What is expected:
Pictures don't belong in the copy; print all the records exactly.

- - -

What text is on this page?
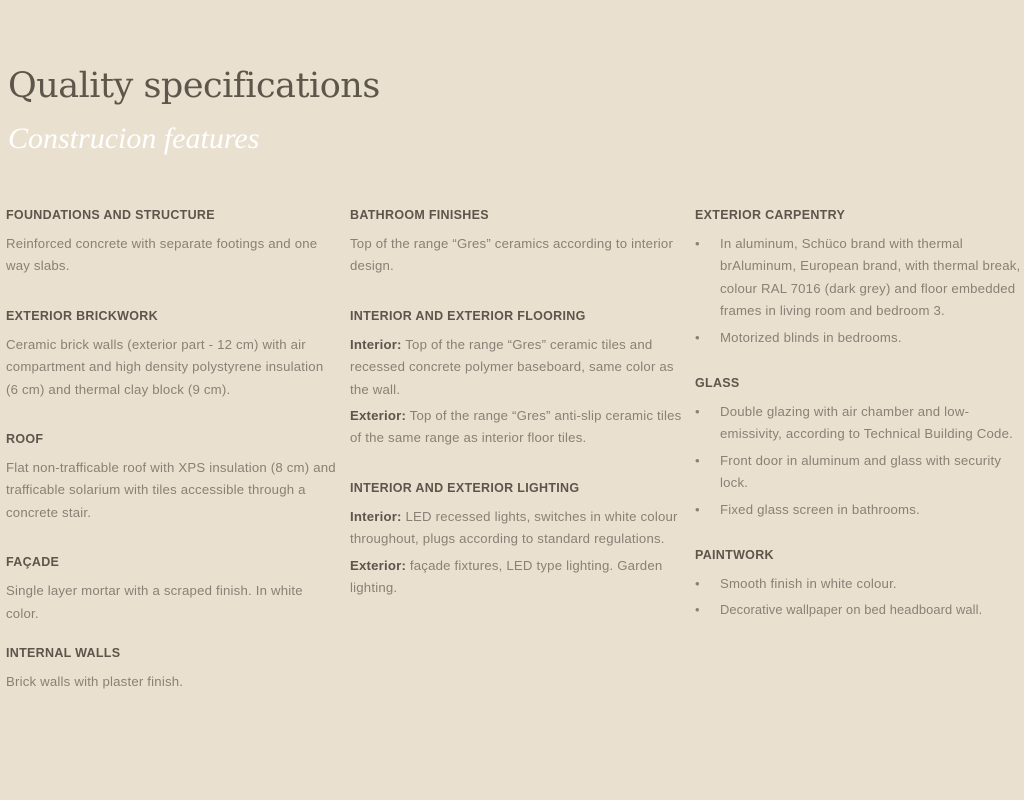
Quality specifications
Construcion features
FOUNDATIONS AND STRUCTURE

Reinforced concrete with separate footings and one way slabs.

EXTERIOR BRICKWORK

Ceramic brick walls (exterior part - 12 cm) with air compartment and high density polystyrene insulation (6 cm) and thermal clay block (9 cm).

ROOF

Flat non-trafficable roof with XPS insulation (8 cm) and trafficable solarium with tiles accessible through a concrete stair.

FAÇADE

Single layer mortar with a scraped finish. In white color.

INTERNAL WALLS

Brick walls with plaster finish.

BATHROOM FINISHES

Top of the range “Gres” ceramics according to interior design.

INTERIOR AND EXTERIOR FLOORING

Interior: Top of the range “Gres” ceramic tiles and recessed concrete polymer baseboard, same color as the wall.

Exterior: Top of the range “Gres” anti-slip ceramic tiles of the same range as interior floor tiles.

INTERIOR AND EXTERIOR LIGHTING

Interior: LED recessed lights, switches in white colour throughout, plugs according to standard regulations.

Exterior: façade fixtures, LED type lighting. Garden lighting.

EXTERIOR CARPENTRY
• In aluminum, Schüco brand with thermal brAluminum, European brand, with thermal break, colour RAL 7016 (dark grey) and floor embedded frames in living room and bedroom 3.
• Motorized blinds in bedrooms.
GLASS
• Double glazing with air chamber and low-emissivity, according to Technical Building Code.
• Front door in aluminum and glass with security lock.
• Fixed glass screen in bathrooms.
PAINTWORK
• Smooth finish in white colour.
• Decorative wallpaper on bed headboard wall.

- - -

Written reply:
What text is on this page?
Quality specifications
Construcion features
FOUNDATIONS AND STRUCTURE

Reinforced concrete with separate footings and one way slabs.

EXTERIOR BRICKWORK

Ceramic brick walls (exterior part - 12 cm) with air compartment and high density polystyrene insulation (6 cm) and thermal clay block (9 cm).

ROOF

Flat non-trafficable roof with XPS insulation (8 cm) and trafficable solarium with tiles accessible through a concrete stair.

FAÇADE

Single layer mortar with a scraped finish. In white color.

INTERNAL WALLS

Brick walls with plaster finish.

BATHROOM FINISHES

Top of the range “Gres” ceramics according to interior design.

INTERIOR AND EXTERIOR FLOORING

Interior: Top of the range “Gres” ceramic tiles and recessed concrete polymer baseboard, same color as the wall.

Exterior: Top of the range “Gres” anti-slip ceramic tiles of the same range as interior floor tiles.

INTERIOR AND EXTERIOR LIGHTING

Interior: LED recessed lights, switches in white colour throughout, plugs according to standard regulations.

Exterior: façade fixtures, LED type lighting. Garden lighting.

EXTERIOR CARPENTRY
• In aluminum, Schüco brand with thermal brAluminum, European brand, with thermal break, colour RAL 7016 (dark grey) and floor embedded frames in living room and bedroom 3.
• Motorized blinds in bedrooms.
GLASS
• Double glazing with air chamber and low-emissivity, according to Technical Building Code.
• Front door in aluminum and glass with security lock.
• Fixed glass screen in bathrooms.
PAINTWORK
• Smooth finish in white colour.
• Decorative wallpaper on bed headboard wall.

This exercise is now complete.